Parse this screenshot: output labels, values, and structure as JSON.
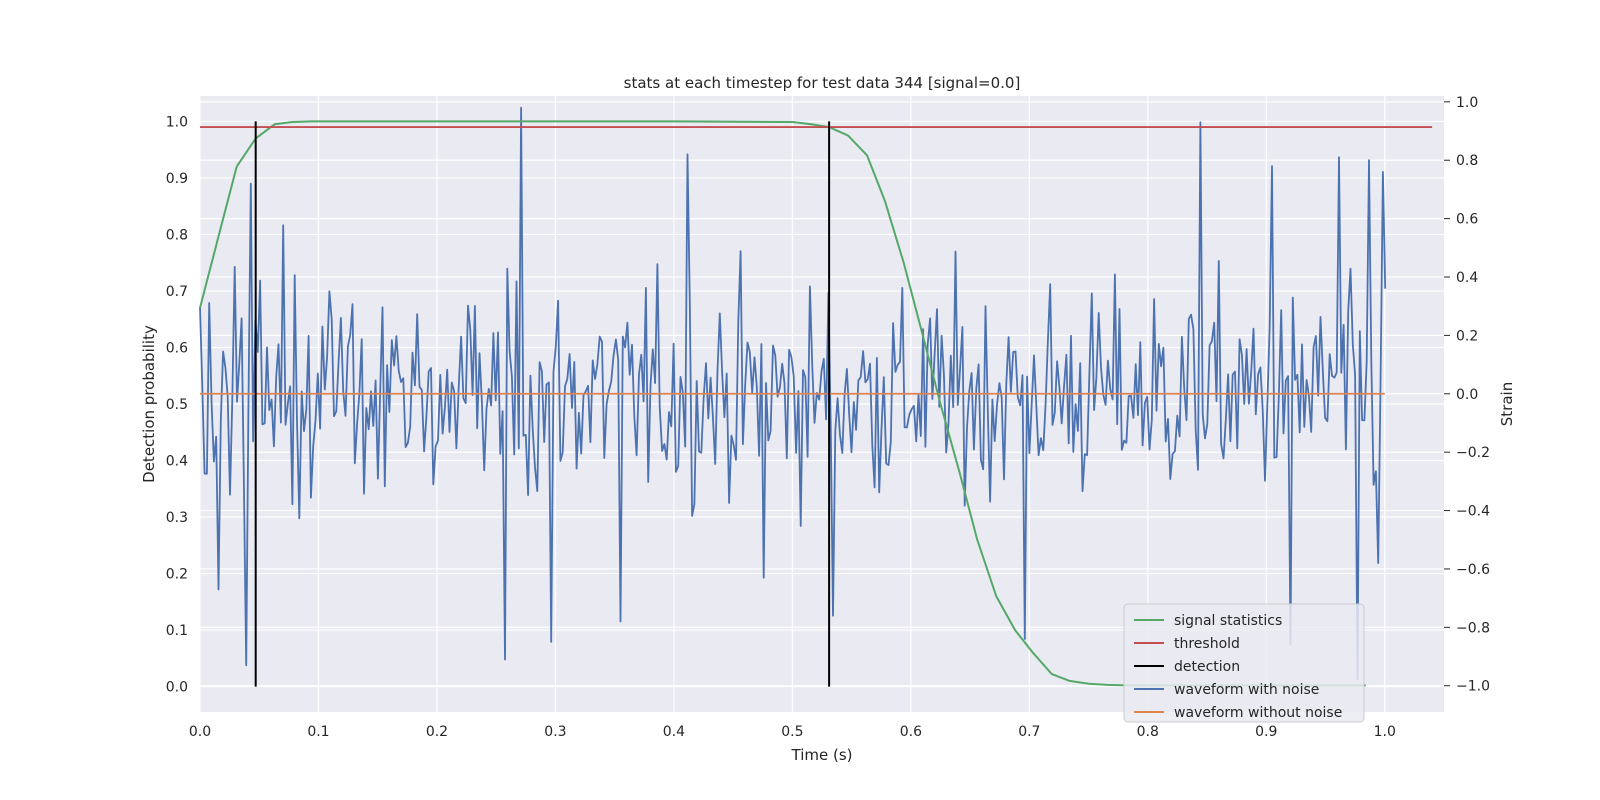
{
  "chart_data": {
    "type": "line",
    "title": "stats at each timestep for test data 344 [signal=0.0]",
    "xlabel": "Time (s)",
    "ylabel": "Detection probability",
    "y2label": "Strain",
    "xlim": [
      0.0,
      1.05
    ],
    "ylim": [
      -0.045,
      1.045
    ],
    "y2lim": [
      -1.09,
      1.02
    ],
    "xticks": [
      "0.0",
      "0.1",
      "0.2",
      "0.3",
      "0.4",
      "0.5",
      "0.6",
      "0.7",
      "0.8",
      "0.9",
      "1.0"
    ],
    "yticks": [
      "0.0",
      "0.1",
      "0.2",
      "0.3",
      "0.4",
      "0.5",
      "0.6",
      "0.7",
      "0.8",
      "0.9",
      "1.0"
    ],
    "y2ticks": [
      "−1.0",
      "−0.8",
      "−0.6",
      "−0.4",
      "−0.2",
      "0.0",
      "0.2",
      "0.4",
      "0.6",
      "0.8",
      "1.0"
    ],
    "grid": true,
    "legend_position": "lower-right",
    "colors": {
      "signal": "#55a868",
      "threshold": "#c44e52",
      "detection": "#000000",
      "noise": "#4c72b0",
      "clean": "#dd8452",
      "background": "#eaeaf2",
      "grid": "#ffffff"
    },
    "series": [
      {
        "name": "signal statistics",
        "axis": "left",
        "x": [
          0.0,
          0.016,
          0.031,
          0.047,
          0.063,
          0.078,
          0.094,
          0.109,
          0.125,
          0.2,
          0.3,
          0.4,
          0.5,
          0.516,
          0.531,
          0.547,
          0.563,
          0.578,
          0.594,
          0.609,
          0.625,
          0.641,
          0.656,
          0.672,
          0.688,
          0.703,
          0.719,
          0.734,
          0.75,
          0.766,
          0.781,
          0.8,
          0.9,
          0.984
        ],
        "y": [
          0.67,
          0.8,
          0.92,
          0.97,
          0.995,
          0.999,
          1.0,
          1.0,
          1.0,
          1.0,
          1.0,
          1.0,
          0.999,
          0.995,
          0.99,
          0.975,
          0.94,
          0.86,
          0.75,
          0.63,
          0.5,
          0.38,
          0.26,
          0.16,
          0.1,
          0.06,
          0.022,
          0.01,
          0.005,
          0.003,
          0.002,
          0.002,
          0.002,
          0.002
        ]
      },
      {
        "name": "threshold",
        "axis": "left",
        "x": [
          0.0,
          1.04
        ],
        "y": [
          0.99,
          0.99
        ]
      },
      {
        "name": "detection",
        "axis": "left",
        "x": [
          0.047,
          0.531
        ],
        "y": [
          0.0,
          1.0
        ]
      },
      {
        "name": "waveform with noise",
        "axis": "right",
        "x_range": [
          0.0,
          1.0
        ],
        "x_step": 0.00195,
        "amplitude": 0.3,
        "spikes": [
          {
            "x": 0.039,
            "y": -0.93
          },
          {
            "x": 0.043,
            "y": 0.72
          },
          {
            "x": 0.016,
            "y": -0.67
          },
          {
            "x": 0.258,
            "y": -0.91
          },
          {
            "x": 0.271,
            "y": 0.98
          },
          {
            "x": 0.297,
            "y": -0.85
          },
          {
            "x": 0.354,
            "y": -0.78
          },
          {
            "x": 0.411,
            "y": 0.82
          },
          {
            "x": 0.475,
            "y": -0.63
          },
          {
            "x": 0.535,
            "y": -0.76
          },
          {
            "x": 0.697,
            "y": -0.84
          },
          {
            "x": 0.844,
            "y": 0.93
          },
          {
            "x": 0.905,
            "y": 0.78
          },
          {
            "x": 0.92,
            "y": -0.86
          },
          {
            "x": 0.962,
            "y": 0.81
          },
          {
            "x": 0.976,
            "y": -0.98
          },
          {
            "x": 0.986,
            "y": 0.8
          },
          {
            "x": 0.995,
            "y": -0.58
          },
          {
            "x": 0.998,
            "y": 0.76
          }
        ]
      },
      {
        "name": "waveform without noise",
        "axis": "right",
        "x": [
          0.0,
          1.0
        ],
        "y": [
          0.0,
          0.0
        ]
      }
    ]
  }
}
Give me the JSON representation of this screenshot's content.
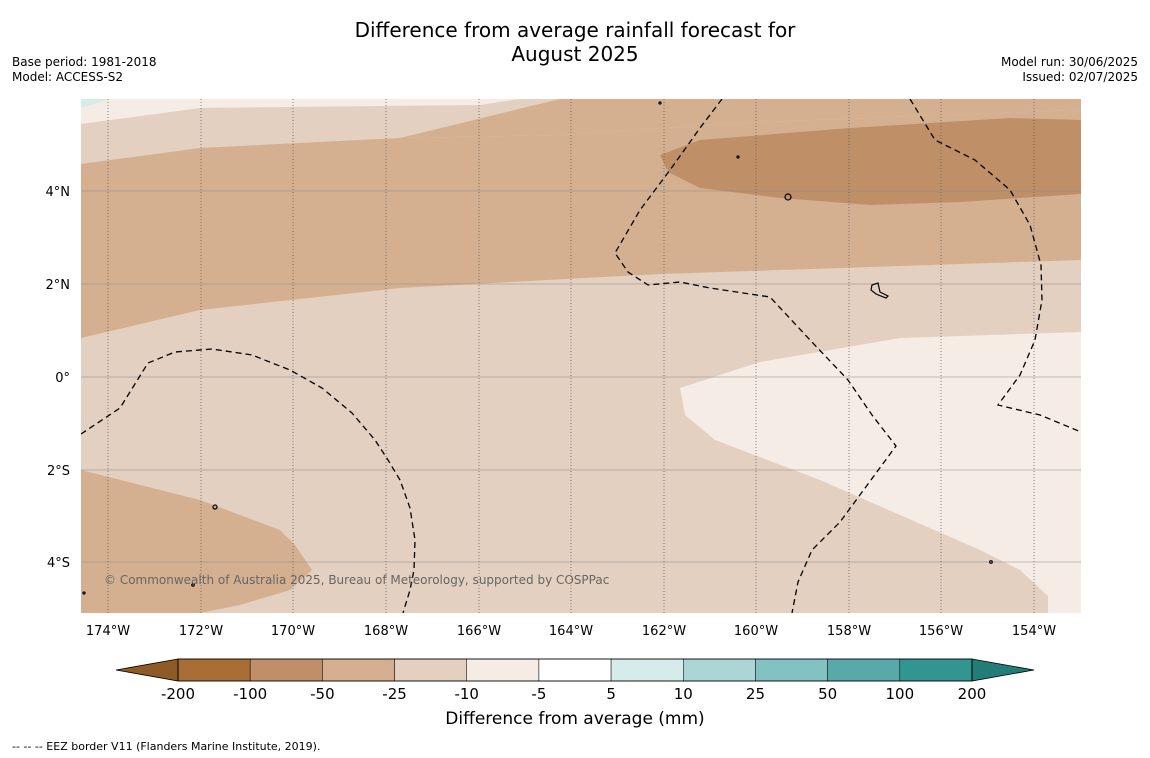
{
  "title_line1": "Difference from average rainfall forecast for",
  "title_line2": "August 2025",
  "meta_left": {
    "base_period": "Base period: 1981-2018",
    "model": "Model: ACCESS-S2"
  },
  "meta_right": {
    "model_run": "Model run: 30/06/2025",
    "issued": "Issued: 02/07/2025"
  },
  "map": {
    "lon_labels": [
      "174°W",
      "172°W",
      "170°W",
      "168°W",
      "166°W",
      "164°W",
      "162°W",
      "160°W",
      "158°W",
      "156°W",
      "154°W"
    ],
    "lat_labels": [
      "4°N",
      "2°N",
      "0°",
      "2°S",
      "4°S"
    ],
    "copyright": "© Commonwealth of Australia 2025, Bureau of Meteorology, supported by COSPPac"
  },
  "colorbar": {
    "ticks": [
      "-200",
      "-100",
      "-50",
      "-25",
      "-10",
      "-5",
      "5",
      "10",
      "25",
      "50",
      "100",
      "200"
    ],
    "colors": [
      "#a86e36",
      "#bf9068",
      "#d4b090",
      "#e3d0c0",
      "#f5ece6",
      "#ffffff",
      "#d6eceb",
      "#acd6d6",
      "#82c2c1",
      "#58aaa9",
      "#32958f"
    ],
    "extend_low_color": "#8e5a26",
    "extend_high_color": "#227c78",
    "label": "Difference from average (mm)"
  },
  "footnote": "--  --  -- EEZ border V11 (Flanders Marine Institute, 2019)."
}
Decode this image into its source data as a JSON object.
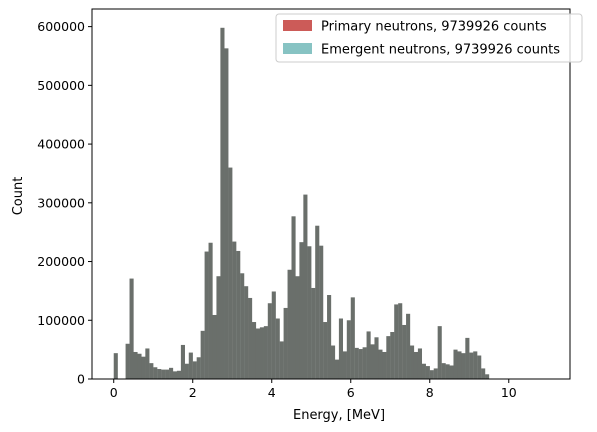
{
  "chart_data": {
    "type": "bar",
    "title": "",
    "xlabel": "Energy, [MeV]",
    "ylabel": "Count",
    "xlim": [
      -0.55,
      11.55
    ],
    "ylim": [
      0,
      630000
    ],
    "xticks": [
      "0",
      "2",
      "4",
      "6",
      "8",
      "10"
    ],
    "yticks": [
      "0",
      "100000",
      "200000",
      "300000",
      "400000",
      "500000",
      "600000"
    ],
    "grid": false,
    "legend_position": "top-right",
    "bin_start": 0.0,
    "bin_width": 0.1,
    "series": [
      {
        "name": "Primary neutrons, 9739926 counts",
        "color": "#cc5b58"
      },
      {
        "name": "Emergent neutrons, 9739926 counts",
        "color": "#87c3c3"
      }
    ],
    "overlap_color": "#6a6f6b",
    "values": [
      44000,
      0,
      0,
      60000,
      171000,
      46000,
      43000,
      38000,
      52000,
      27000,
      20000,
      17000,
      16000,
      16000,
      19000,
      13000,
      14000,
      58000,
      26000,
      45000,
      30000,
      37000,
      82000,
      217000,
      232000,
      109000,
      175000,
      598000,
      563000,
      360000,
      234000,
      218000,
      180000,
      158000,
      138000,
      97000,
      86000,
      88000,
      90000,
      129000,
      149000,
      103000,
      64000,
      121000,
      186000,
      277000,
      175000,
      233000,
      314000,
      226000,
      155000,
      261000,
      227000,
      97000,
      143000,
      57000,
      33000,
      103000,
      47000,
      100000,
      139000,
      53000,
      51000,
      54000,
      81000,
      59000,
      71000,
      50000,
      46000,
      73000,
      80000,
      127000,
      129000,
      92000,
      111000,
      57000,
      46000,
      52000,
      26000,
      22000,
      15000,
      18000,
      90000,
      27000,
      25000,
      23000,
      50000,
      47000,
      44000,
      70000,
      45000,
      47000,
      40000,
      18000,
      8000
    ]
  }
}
──────────
• Set problem: Transcribe the complete set of entries verbatim. No pictures belong in the copy.

• Task result:
Parse this screenshot: output labels, values, and structure as JSON.
{
  "chart_data": {
    "type": "line",
    "title": "stats at each timestep for test data 344 [signal=0.0]",
    "xlabel": "Time (s)",
    "ylabel": "Detection probability",
    "y2label": "Strain",
    "xlim": [
      0.0,
      1.05
    ],
    "ylim": [
      -0.045,
      1.045
    ],
    "y2lim": [
      -1.09,
      1.02
    ],
    "xticks": [
      "0.0",
      "0.1",
      "0.2",
      "0.3",
      "0.4",
      "0.5",
      "0.6",
      "0.7",
      "0.8",
      "0.9",
      "1.0"
    ],
    "yticks": [
      "0.0",
      "0.1",
      "0.2",
      "0.3",
      "0.4",
      "0.5",
      "0.6",
      "0.7",
      "0.8",
      "0.9",
      "1.0"
    ],
    "y2ticks": [
      "−1.0",
      "−0.8",
      "−0.6",
      "−0.4",
      "−0.2",
      "0.0",
      "0.2",
      "0.4",
      "0.6",
      "0.8",
      "1.0"
    ],
    "grid": true,
    "legend_position": "lower-right",
    "colors": {
      "signal": "#55a868",
      "threshold": "#c44e52",
      "detection": "#000000",
      "noise": "#4c72b0",
      "clean": "#dd8452",
      "background": "#eaeaf2",
      "grid": "#ffffff"
    },
    "series": [
      {
        "name": "signal statistics",
        "axis": "left",
        "x": [
          0.0,
          0.016,
          0.031,
          0.047,
          0.063,
          0.078,
          0.094,
          0.109,
          0.125,
          0.2,
          0.3,
          0.4,
          0.5,
          0.516,
          0.531,
          0.547,
          0.563,
          0.578,
          0.594,
          0.609,
          0.625,
          0.641,
          0.656,
          0.672,
          0.688,
          0.703,
          0.719,
          0.734,
          0.75,
          0.766,
          0.781,
          0.8,
          0.9,
          0.984
        ],
        "y": [
          0.67,
          0.8,
          0.92,
          0.97,
          0.995,
          0.999,
          1.0,
          1.0,
          1.0,
          1.0,
          1.0,
          1.0,
          0.999,
          0.995,
          0.99,
          0.975,
          0.94,
          0.86,
          0.75,
          0.63,
          0.5,
          0.38,
          0.26,
          0.16,
          0.1,
          0.06,
          0.022,
          0.01,
          0.005,
          0.003,
          0.002,
          0.002,
          0.002,
          0.002
        ]
      },
      {
        "name": "threshold",
        "axis": "left",
        "x": [
          0.0,
          1.04
        ],
        "y": [
          0.99,
          0.99
        ]
      },
      {
        "name": "detection",
        "axis": "left",
        "x": [
          0.047,
          0.531
        ],
        "y": [
          0.0,
          1.0
        ]
      },
      {
        "name": "waveform with noise",
        "axis": "right",
        "x_range": [
          0.0,
          1.0
        ],
        "x_step": 0.00195,
        "amplitude": 0.3,
        "spikes": [
          {
            "x": 0.039,
            "y": -0.93
          },
          {
            "x": 0.043,
            "y": 0.72
          },
          {
            "x": 0.016,
            "y": -0.67
          },
          {
            "x": 0.258,
            "y": -0.91
          },
          {
            "x": 0.271,
            "y": 0.98
          },
          {
            "x": 0.297,
            "y": -0.85
          },
          {
            "x": 0.354,
            "y": -0.78
          },
          {
            "x": 0.411,
            "y": 0.82
          },
          {
            "x": 0.475,
            "y": -0.63
          },
          {
            "x": 0.535,
            "y": -0.76
          },
          {
            "x": 0.697,
            "y": -0.84
          },
          {
            "x": 0.844,
            "y": 0.93
          },
          {
            "x": 0.905,
            "y": 0.78
          },
          {
            "x": 0.92,
            "y": -0.86
          },
          {
            "x": 0.962,
            "y": 0.81
          },
          {
            "x": 0.976,
            "y": -0.98
          },
          {
            "x": 0.986,
            "y": 0.8
          },
          {
            "x": 0.995,
            "y": -0.58
          },
          {
            "x": 0.998,
            "y": 0.76
          }
        ]
      },
      {
        "name": "waveform without noise",
        "axis": "right",
        "x": [
          0.0,
          1.0
        ],
        "y": [
          0.0,
          0.0
        ]
      }
    ]
  }
}
Give me the JSON representation of this screenshot's content.
{
  "title_line1": "Difference from average rainfall forecast for",
  "title_line2": "August 2025",
  "meta_left": {
    "base_period": "Base period: 1981-2018",
    "model": "Model: ACCESS-S2"
  },
  "meta_right": {
    "model_run": "Model run: 30/06/2025",
    "issued": "Issued: 02/07/2025"
  },
  "map": {
    "lon_labels": [
      "174°W",
      "172°W",
      "170°W",
      "168°W",
      "166°W",
      "164°W",
      "162°W",
      "160°W",
      "158°W",
      "156°W",
      "154°W"
    ],
    "lat_labels": [
      "4°N",
      "2°N",
      "0°",
      "2°S",
      "4°S"
    ],
    "copyright": "© Commonwealth of Australia 2025, Bureau of Meteorology, supported by COSPPac"
  },
  "colorbar": {
    "ticks": [
      "-200",
      "-100",
      "-50",
      "-25",
      "-10",
      "-5",
      "5",
      "10",
      "25",
      "50",
      "100",
      "200"
    ],
    "colors": [
      "#a86e36",
      "#bf9068",
      "#d4b090",
      "#e3d0c0",
      "#f5ece6",
      "#ffffff",
      "#d6eceb",
      "#acd6d6",
      "#82c2c1",
      "#58aaa9",
      "#32958f"
    ],
    "extend_low_color": "#8e5a26",
    "extend_high_color": "#227c78",
    "label": "Difference from average (mm)"
  },
  "footnote": "--  --  -- EEZ border V11 (Flanders Marine Institute, 2019)."
}
Decode this image into its source data as a JSON object.
{
  "chart_data": {
    "type": "bar",
    "title": "",
    "xlabel": "Energy, [MeV]",
    "ylabel": "Count",
    "xlim": [
      -0.55,
      11.55
    ],
    "ylim": [
      0,
      630000
    ],
    "xticks": [
      "0",
      "2",
      "4",
      "6",
      "8",
      "10"
    ],
    "yticks": [
      "0",
      "100000",
      "200000",
      "300000",
      "400000",
      "500000",
      "600000"
    ],
    "grid": false,
    "legend_position": "top-right",
    "bin_start": 0.0,
    "bin_width": 0.1,
    "series": [
      {
        "name": "Primary neutrons, 9739926 counts",
        "color": "#cc5b58"
      },
      {
        "name": "Emergent neutrons, 9739926 counts",
        "color": "#87c3c3"
      }
    ],
    "overlap_color": "#6a6f6b",
    "values": [
      44000,
      0,
      0,
      60000,
      171000,
      46000,
      43000,
      38000,
      52000,
      27000,
      20000,
      17000,
      16000,
      16000,
      19000,
      13000,
      14000,
      58000,
      26000,
      45000,
      30000,
      37000,
      82000,
      217000,
      232000,
      109000,
      175000,
      598000,
      563000,
      360000,
      234000,
      218000,
      180000,
      158000,
      138000,
      97000,
      86000,
      88000,
      90000,
      129000,
      149000,
      103000,
      64000,
      121000,
      186000,
      277000,
      175000,
      233000,
      314000,
      226000,
      155000,
      261000,
      227000,
      97000,
      143000,
      57000,
      33000,
      103000,
      47000,
      100000,
      139000,
      53000,
      51000,
      54000,
      81000,
      59000,
      71000,
      50000,
      46000,
      73000,
      80000,
      127000,
      129000,
      92000,
      111000,
      57000,
      46000,
      52000,
      26000,
      22000,
      15000,
      18000,
      90000,
      27000,
      25000,
      23000,
      50000,
      47000,
      44000,
      70000,
      45000,
      47000,
      40000,
      18000,
      8000
    ]
  }
}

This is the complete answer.